[Saved entries]
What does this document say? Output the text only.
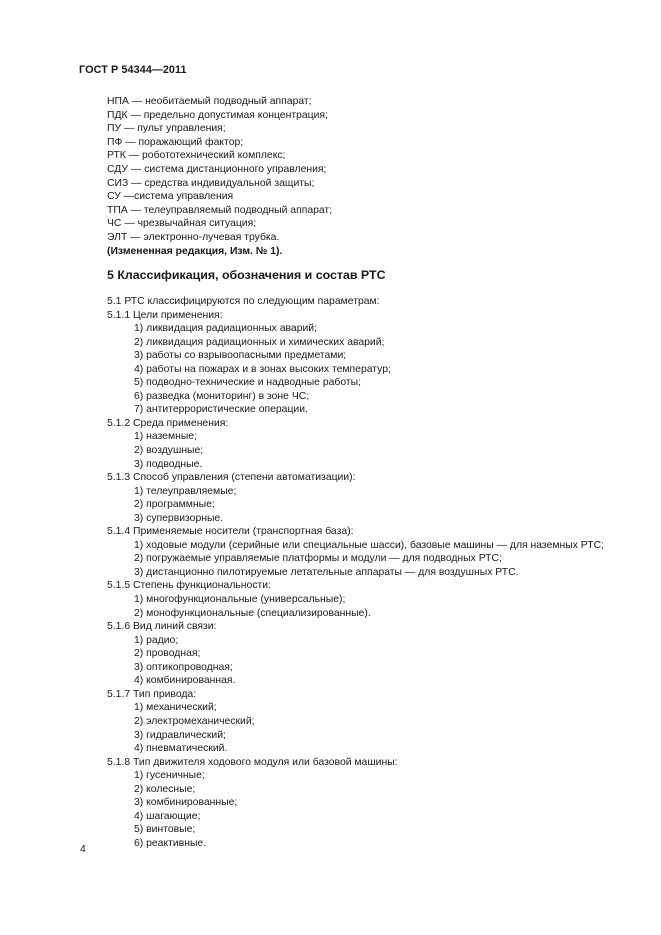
ГОСТ Р 54344—2011
НПА — необитаемый подводный аппарат;
ПДК — предельно допустимая концентрация;
ПУ — пульт управления;
ПФ — поражающий фактор;
РТК — робототехнический комплекс;
СДУ — система дистанционного управления;
СИЗ — средства индивидуальной защиты;
СУ —система управления
ТПА — телеуправляемый подводный аппарат;
ЧС — чрезвычайная ситуация;
ЭЛТ — электронно-лучевая трубка.
(Измененная редакция, Изм. № 1).
5 Классификация, обозначения и состав РТС
5.1 РТС классифицируются по следующим параметрам:
5.1.1 Цели применения:
1) ликвидация радиационных аварий;
2) ликвидация радиационных и химических аварий;
3) работы со взрывоопасными предметами;
4) работы на пожарах и в зонах высоких температур;
5) подводно-технические и надводные работы;
6) разведка (мониторинг) в зоне ЧС;
7) антитеррористические операции.
5.1.2 Среда применения:
1) наземные;
2) воздушные;
3) подводные.
5.1.3 Способ управления (степени автоматизации):
1) телеуправляемые;
2) программные;
3) супервизорные.
5.1.4 Применяемые носители (транспортная база):
1) ходовые модули (серийные или специальные шасси), базовые машины — для наземных РТС;
2) погружаемые управляемые платформы и модули — для подводных РТС;
3) дистанционно пилотируемые летательные аппараты — для воздушных РТС.
5.1.5 Степень функциональности:
1) многофункциональные (универсальные);
2) монофункциональные (специализированные).
5.1.6 Вид линий связи:
1) радио;
2) проводная;
3) оптикопроводная;
4) комбинированная.
5.1.7 Тип привода:
1) механический;
2) электромеханический;
3) гидравлический;
4) пневматический.
5.1.8 Тип движителя ходового модуля или базовой машины:
1) гусеничные;
2) колесные;
3) комбинированные;
4) шагающие;
5) винтовые;
6) реактивные.
4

◆ What this task involves
Tally the lines in the listing that hold "подводный" and report the number alone.

◆ Exercise solution
2